• [Problem description]
Copy all lines below containing "name".

(Dataset records)
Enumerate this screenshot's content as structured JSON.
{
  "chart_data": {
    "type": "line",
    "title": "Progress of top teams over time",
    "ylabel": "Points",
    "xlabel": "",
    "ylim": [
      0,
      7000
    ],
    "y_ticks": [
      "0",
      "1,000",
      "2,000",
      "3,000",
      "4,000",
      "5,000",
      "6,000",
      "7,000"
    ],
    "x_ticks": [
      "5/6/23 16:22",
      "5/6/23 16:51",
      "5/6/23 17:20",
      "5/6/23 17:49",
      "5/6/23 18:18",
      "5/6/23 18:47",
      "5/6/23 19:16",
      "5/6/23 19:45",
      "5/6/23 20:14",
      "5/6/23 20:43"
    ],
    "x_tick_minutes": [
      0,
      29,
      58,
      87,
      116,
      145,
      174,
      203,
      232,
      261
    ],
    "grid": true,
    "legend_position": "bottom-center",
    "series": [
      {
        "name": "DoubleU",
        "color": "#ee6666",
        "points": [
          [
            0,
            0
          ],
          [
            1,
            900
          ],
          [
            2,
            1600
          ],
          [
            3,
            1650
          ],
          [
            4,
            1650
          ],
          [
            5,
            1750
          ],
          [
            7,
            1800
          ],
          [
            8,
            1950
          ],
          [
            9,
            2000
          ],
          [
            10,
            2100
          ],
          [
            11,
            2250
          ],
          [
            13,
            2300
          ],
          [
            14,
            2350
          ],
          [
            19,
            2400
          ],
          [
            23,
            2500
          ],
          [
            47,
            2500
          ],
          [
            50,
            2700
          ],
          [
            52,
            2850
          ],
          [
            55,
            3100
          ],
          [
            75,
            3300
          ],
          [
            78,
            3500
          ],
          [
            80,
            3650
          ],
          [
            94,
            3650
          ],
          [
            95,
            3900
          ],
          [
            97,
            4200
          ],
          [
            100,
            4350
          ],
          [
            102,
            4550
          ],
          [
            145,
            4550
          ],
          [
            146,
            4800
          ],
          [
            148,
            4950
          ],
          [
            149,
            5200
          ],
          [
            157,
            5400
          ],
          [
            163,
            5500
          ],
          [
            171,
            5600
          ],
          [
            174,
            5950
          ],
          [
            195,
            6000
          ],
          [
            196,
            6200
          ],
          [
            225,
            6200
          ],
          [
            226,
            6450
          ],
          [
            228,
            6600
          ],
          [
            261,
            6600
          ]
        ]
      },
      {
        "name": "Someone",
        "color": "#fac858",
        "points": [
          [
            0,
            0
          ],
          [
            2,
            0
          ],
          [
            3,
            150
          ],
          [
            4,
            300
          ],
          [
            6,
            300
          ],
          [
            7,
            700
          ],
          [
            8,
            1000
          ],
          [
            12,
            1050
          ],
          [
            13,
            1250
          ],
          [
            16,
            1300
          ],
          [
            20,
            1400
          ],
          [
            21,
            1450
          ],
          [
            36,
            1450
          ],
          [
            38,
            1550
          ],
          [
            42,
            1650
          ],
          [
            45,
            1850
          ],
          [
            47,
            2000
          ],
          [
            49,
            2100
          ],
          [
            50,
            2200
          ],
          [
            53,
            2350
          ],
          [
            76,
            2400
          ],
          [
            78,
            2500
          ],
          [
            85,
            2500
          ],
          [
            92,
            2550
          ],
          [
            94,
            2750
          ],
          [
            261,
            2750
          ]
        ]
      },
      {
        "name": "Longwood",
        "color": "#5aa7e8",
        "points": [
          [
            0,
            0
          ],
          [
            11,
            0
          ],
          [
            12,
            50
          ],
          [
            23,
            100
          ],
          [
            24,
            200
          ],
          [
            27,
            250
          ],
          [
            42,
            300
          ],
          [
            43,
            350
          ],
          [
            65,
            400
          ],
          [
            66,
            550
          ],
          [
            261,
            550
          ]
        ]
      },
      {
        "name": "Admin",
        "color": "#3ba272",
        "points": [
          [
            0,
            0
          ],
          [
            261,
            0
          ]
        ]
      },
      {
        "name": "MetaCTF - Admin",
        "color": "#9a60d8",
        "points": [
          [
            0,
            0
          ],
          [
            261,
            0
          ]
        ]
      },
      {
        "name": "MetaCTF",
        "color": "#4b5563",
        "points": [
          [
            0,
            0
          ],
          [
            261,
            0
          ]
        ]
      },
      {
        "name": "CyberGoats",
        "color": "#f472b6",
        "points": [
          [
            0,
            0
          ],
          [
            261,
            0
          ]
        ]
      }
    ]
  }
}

• [Output of the task]
        "name": "DoubleU",
        "name": "Someone",
        "name": "Longwood",
        "name": "Admin",
        "name": "MetaCTF - Admin",
        "name": "MetaCTF",
        "name": "CyberGoats",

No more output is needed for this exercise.